REQUIREMENTS ->
Reproduce the records below in full and without edits, omitting images.

(Stored data)
— start —

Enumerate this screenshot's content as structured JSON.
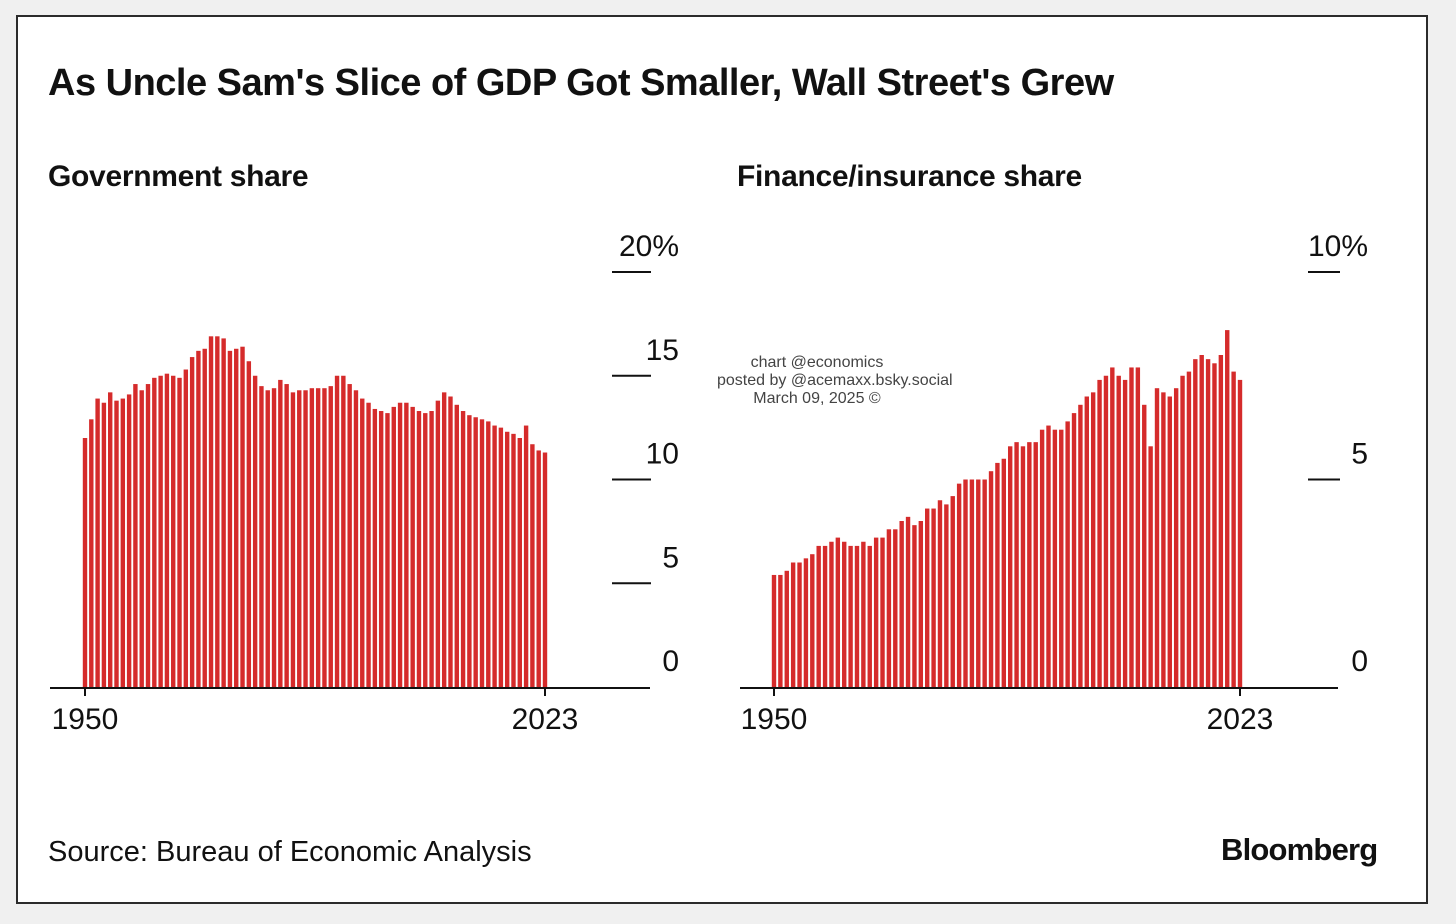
{
  "title": "As Uncle Sam's Slice of GDP Got Smaller, Wall Street's Grew",
  "watermark": {
    "line1": "chart @economics",
    "line2": "posted by @acemaxx.bsky.social",
    "line3": "March 09, 2025 ©"
  },
  "source": "Source: Bureau of Economic Analysis",
  "brand": "Bloomberg",
  "colors": {
    "bar": "#d52b2b",
    "axis": "#111111",
    "background": "#ffffff"
  },
  "chart_data": [
    {
      "type": "bar",
      "title": "Government share",
      "x_start": 1950,
      "x_end": 2023,
      "x_tick_labels": [
        "1950",
        "2023"
      ],
      "y_ticks": [
        0,
        5,
        10,
        15,
        20
      ],
      "y_tick_labels": [
        "0",
        "5",
        "10",
        "15",
        "20%"
      ],
      "ylim": [
        0,
        20
      ],
      "grid": false,
      "values": [
        12.0,
        12.9,
        13.9,
        13.7,
        14.2,
        13.8,
        13.9,
        14.1,
        14.6,
        14.3,
        14.6,
        14.9,
        15.0,
        15.1,
        15.0,
        14.9,
        15.3,
        15.9,
        16.2,
        16.3,
        16.9,
        16.9,
        16.8,
        16.2,
        16.3,
        16.4,
        15.7,
        15.0,
        14.5,
        14.3,
        14.4,
        14.8,
        14.6,
        14.2,
        14.3,
        14.3,
        14.4,
        14.4,
        14.4,
        14.5,
        15.0,
        15.0,
        14.6,
        14.3,
        13.9,
        13.7,
        13.4,
        13.3,
        13.2,
        13.5,
        13.7,
        13.7,
        13.5,
        13.3,
        13.2,
        13.3,
        13.8,
        14.2,
        14.0,
        13.6,
        13.3,
        13.1,
        13.0,
        12.9,
        12.8,
        12.6,
        12.5,
        12.3,
        12.2,
        12.0,
        12.6,
        11.7,
        11.4,
        11.3
      ]
    },
    {
      "type": "bar",
      "title": "Finance/insurance share",
      "x_start": 1950,
      "x_end": 2023,
      "x_tick_labels": [
        "1950",
        "2023"
      ],
      "y_ticks": [
        0,
        5,
        10
      ],
      "y_tick_labels": [
        "0",
        "5",
        "10%"
      ],
      "ylim": [
        0,
        10
      ],
      "grid": false,
      "values": [
        2.7,
        2.7,
        2.8,
        3.0,
        3.0,
        3.1,
        3.2,
        3.4,
        3.4,
        3.5,
        3.6,
        3.5,
        3.4,
        3.4,
        3.5,
        3.4,
        3.6,
        3.6,
        3.8,
        3.8,
        4.0,
        4.1,
        3.9,
        4.0,
        4.3,
        4.3,
        4.5,
        4.4,
        4.6,
        4.9,
        5.0,
        5.0,
        5.0,
        5.0,
        5.2,
        5.4,
        5.5,
        5.8,
        5.9,
        5.8,
        5.9,
        5.9,
        6.2,
        6.3,
        6.2,
        6.2,
        6.4,
        6.6,
        6.8,
        7.0,
        7.1,
        7.4,
        7.5,
        7.7,
        7.5,
        7.4,
        7.7,
        7.7,
        6.8,
        5.8,
        7.2,
        7.1,
        7.0,
        7.2,
        7.5,
        7.6,
        7.9,
        8.0,
        7.9,
        7.8,
        8.0,
        8.6,
        7.6,
        7.4
      ]
    }
  ]
}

— end —

ANSWER TO THE EXERCISE ->
Enumerate this screenshot's content as structured JSON.
{
  "title": "As Uncle Sam's Slice of GDP Got Smaller, Wall Street's Grew",
  "watermark": {
    "line1": "chart @economics",
    "line2": "posted by @acemaxx.bsky.social",
    "line3": "March 09, 2025 ©"
  },
  "source": "Source: Bureau of Economic Analysis",
  "brand": "Bloomberg",
  "colors": {
    "bar": "#d52b2b",
    "axis": "#111111",
    "background": "#ffffff"
  },
  "chart_data": [
    {
      "type": "bar",
      "title": "Government share",
      "x_start": 1950,
      "x_end": 2023,
      "x_tick_labels": [
        "1950",
        "2023"
      ],
      "y_ticks": [
        0,
        5,
        10,
        15,
        20
      ],
      "y_tick_labels": [
        "0",
        "5",
        "10",
        "15",
        "20%"
      ],
      "ylim": [
        0,
        20
      ],
      "grid": false,
      "values": [
        12.0,
        12.9,
        13.9,
        13.7,
        14.2,
        13.8,
        13.9,
        14.1,
        14.6,
        14.3,
        14.6,
        14.9,
        15.0,
        15.1,
        15.0,
        14.9,
        15.3,
        15.9,
        16.2,
        16.3,
        16.9,
        16.9,
        16.8,
        16.2,
        16.3,
        16.4,
        15.7,
        15.0,
        14.5,
        14.3,
        14.4,
        14.8,
        14.6,
        14.2,
        14.3,
        14.3,
        14.4,
        14.4,
        14.4,
        14.5,
        15.0,
        15.0,
        14.6,
        14.3,
        13.9,
        13.7,
        13.4,
        13.3,
        13.2,
        13.5,
        13.7,
        13.7,
        13.5,
        13.3,
        13.2,
        13.3,
        13.8,
        14.2,
        14.0,
        13.6,
        13.3,
        13.1,
        13.0,
        12.9,
        12.8,
        12.6,
        12.5,
        12.3,
        12.2,
        12.0,
        12.6,
        11.7,
        11.4,
        11.3
      ]
    },
    {
      "type": "bar",
      "title": "Finance/insurance share",
      "x_start": 1950,
      "x_end": 2023,
      "x_tick_labels": [
        "1950",
        "2023"
      ],
      "y_ticks": [
        0,
        5,
        10
      ],
      "y_tick_labels": [
        "0",
        "5",
        "10%"
      ],
      "ylim": [
        0,
        10
      ],
      "grid": false,
      "values": [
        2.7,
        2.7,
        2.8,
        3.0,
        3.0,
        3.1,
        3.2,
        3.4,
        3.4,
        3.5,
        3.6,
        3.5,
        3.4,
        3.4,
        3.5,
        3.4,
        3.6,
        3.6,
        3.8,
        3.8,
        4.0,
        4.1,
        3.9,
        4.0,
        4.3,
        4.3,
        4.5,
        4.4,
        4.6,
        4.9,
        5.0,
        5.0,
        5.0,
        5.0,
        5.2,
        5.4,
        5.5,
        5.8,
        5.9,
        5.8,
        5.9,
        5.9,
        6.2,
        6.3,
        6.2,
        6.2,
        6.4,
        6.6,
        6.8,
        7.0,
        7.1,
        7.4,
        7.5,
        7.7,
        7.5,
        7.4,
        7.7,
        7.7,
        6.8,
        5.8,
        7.2,
        7.1,
        7.0,
        7.2,
        7.5,
        7.6,
        7.9,
        8.0,
        7.9,
        7.8,
        8.0,
        8.6,
        7.6,
        7.4
      ]
    }
  ]
}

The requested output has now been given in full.